Looking at the data below, count the lines that contain the string "使用无磷洗衣粉". Write only the total.

* * * * *

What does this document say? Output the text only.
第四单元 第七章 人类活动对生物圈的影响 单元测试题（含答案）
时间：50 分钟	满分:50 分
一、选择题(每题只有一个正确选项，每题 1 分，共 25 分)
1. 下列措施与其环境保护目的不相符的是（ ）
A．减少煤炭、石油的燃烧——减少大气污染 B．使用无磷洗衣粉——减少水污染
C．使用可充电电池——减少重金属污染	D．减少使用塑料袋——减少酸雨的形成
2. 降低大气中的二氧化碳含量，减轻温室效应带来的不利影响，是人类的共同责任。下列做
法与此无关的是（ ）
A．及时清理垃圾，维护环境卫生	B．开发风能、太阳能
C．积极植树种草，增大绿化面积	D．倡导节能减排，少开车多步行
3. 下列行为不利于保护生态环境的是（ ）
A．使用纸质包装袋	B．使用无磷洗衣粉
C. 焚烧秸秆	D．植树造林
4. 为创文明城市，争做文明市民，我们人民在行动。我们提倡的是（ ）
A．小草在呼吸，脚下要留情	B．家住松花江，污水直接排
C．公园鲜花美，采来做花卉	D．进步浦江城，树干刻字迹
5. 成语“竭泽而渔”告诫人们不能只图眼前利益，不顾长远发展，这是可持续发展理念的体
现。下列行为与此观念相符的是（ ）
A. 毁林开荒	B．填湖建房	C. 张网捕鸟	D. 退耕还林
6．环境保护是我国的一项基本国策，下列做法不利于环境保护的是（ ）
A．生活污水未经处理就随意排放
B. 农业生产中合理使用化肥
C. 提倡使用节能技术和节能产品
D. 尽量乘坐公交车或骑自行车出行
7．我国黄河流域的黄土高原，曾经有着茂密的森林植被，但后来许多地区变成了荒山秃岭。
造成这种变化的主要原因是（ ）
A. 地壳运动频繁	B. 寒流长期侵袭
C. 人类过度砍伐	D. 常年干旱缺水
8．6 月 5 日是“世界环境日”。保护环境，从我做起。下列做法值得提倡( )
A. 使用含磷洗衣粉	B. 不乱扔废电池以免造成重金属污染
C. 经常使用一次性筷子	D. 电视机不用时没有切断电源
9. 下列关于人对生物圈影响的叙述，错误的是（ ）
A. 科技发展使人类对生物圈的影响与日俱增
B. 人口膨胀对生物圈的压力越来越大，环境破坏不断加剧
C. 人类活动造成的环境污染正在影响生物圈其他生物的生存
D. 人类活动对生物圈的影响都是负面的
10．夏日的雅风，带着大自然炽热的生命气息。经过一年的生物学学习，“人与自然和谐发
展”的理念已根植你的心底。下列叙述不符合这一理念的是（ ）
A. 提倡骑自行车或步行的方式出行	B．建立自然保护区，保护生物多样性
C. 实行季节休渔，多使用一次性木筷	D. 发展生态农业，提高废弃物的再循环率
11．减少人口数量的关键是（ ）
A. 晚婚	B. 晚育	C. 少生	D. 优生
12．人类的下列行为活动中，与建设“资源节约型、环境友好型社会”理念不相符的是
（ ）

* * * * *

→ Output below
2